• [Work to do] Pick out every line that holds the string "important" and copy it.

..............................

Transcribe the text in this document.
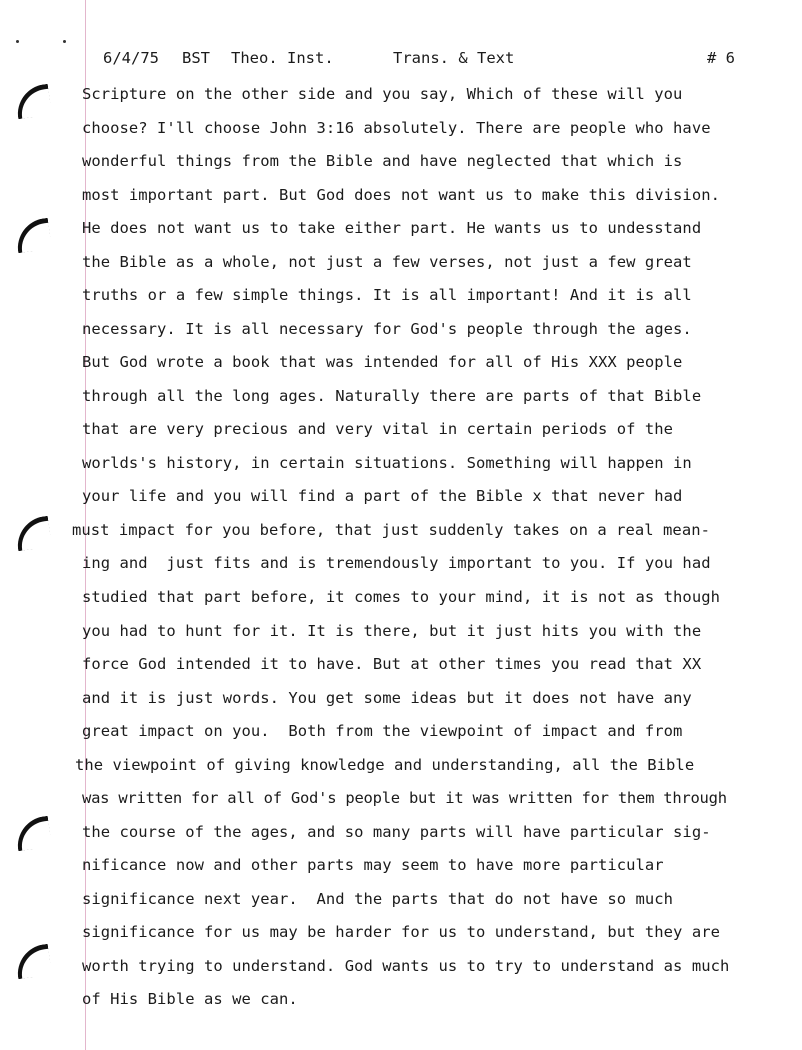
6/4/75

BST

Theo. Inst.

	Trans. & Text

	# 6

Scripture on the other side and you say, Which of these will you
choose? I'll choose John 3:16 absolutely. There are people who have
wonderful things from the Bible and have neglected that which is
most important part. But God does not want us to make this division.
He does not want us to take either part. He wants us to undesstand
the Bible as a whole, not just a few verses, not just a few great
truths or a few simple things. It is all important! And it is all
necessary. It is all necessary for God's people through the ages.
But God wrote a book that was intended for all of His XXX people
through all the long ages. Naturally there are parts of that Bible
that are very precious and very vital in certain periods of the
worlds's history, in certain situations. Something will happen in
your life and you will find a part of the Bible x that never had
must impact for you before, that just suddenly takes on a real mean-
ing and  just fits and is tremendously important to you. If you had
studied that part before, it comes to your mind, it is not as though
you had to hunt for it. It is there, but it just hits you with the
force God intended it to have. But at other times you read that XX
and it is just words. You get some ideas but it does not have any
great impact on you.  Both from the viewpoint of impact and from
the viewpoint of giving knowledge and understanding, all the Bible
was written for all of God's people but it was written for them through
the course of the ages, and so many parts will have particular sig-
nificance now and other parts may seem to have more particular
significance next year.  And the parts that do not have so much
significance for us may be harder for us to understand, but they are
worth trying to understand. God wants us to try to understand as much
of His Bible as we can.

..............................

• [Exercise result]
most important part. But God does not want us to make this division.
truths or a few simple things. It is all important! And it is all
ing and  just fits and is tremendously important to you. If you had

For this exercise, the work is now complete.